(Records from a collection of figures)

◆ ◆ ◆

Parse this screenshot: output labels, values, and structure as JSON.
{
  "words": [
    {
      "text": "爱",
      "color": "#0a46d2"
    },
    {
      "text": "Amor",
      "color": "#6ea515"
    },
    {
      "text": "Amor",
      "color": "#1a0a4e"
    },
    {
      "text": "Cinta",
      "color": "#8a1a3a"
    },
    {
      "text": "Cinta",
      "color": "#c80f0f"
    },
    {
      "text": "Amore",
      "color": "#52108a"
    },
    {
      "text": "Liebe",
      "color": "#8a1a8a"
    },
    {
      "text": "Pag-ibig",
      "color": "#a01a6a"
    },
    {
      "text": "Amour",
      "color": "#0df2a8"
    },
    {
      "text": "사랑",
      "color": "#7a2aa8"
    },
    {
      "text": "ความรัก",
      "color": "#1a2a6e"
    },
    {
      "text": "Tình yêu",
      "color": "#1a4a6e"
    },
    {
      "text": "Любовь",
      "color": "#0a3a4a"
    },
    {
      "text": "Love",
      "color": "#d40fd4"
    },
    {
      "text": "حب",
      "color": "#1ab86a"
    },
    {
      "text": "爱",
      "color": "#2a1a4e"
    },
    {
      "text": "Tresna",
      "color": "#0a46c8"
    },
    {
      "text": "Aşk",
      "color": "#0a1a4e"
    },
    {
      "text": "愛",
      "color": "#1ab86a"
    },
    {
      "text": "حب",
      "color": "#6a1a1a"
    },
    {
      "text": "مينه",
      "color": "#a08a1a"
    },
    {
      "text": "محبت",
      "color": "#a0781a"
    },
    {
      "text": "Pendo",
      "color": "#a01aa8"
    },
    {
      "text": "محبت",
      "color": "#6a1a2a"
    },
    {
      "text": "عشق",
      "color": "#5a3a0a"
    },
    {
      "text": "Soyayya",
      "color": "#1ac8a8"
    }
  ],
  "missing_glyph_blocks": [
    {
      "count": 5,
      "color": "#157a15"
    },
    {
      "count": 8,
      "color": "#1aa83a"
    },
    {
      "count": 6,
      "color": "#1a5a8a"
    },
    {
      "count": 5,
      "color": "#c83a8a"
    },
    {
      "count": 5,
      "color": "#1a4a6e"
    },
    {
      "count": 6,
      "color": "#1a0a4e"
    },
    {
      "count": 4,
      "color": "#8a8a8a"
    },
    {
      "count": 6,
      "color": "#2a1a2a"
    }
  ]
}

◆ ◆ ◆

The entries above must be returned exactly.

Expected output
Parse this screenshot: output labels, values, and structure as JSON.
{
  "words": [
    {
      "text": "爱",
      "color": "#0a46d2"
    },
    {
      "text": "Amor",
      "color": "#6ea515"
    },
    {
      "text": "Amor",
      "color": "#1a0a4e"
    },
    {
      "text": "Cinta",
      "color": "#8a1a3a"
    },
    {
      "text": "Cinta",
      "color": "#c80f0f"
    },
    {
      "text": "Amore",
      "color": "#52108a"
    },
    {
      "text": "Liebe",
      "color": "#8a1a8a"
    },
    {
      "text": "Pag-ibig",
      "color": "#a01a6a"
    },
    {
      "text": "Amour",
      "color": "#0df2a8"
    },
    {
      "text": "사랑",
      "color": "#7a2aa8"
    },
    {
      "text": "ความรัก",
      "color": "#1a2a6e"
    },
    {
      "text": "Tình yêu",
      "color": "#1a4a6e"
    },
    {
      "text": "Любовь",
      "color": "#0a3a4a"
    },
    {
      "text": "Love",
      "color": "#d40fd4"
    },
    {
      "text": "حب",
      "color": "#1ab86a"
    },
    {
      "text": "爱",
      "color": "#2a1a4e"
    },
    {
      "text": "Tresna",
      "color": "#0a46c8"
    },
    {
      "text": "Aşk",
      "color": "#0a1a4e"
    },
    {
      "text": "愛",
      "color": "#1ab86a"
    },
    {
      "text": "حب",
      "color": "#6a1a1a"
    },
    {
      "text": "مينه",
      "color": "#a08a1a"
    },
    {
      "text": "محبت",
      "color": "#a0781a"
    },
    {
      "text": "Pendo",
      "color": "#a01aa8"
    },
    {
      "text": "محبت",
      "color": "#6a1a2a"
    },
    {
      "text": "عشق",
      "color": "#5a3a0a"
    },
    {
      "text": "Soyayya",
      "color": "#1ac8a8"
    }
  ],
  "missing_glyph_blocks": [
    {
      "count": 5,
      "color": "#157a15"
    },
    {
      "count": 8,
      "color": "#1aa83a"
    },
    {
      "count": 6,
      "color": "#1a5a8a"
    },
    {
      "count": 5,
      "color": "#c83a8a"
    },
    {
      "count": 5,
      "color": "#1a4a6e"
    },
    {
      "count": 6,
      "color": "#1a0a4e"
    },
    {
      "count": 4,
      "color": "#8a8a8a"
    },
    {
      "count": 6,
      "color": "#2a1a2a"
    }
  ]
}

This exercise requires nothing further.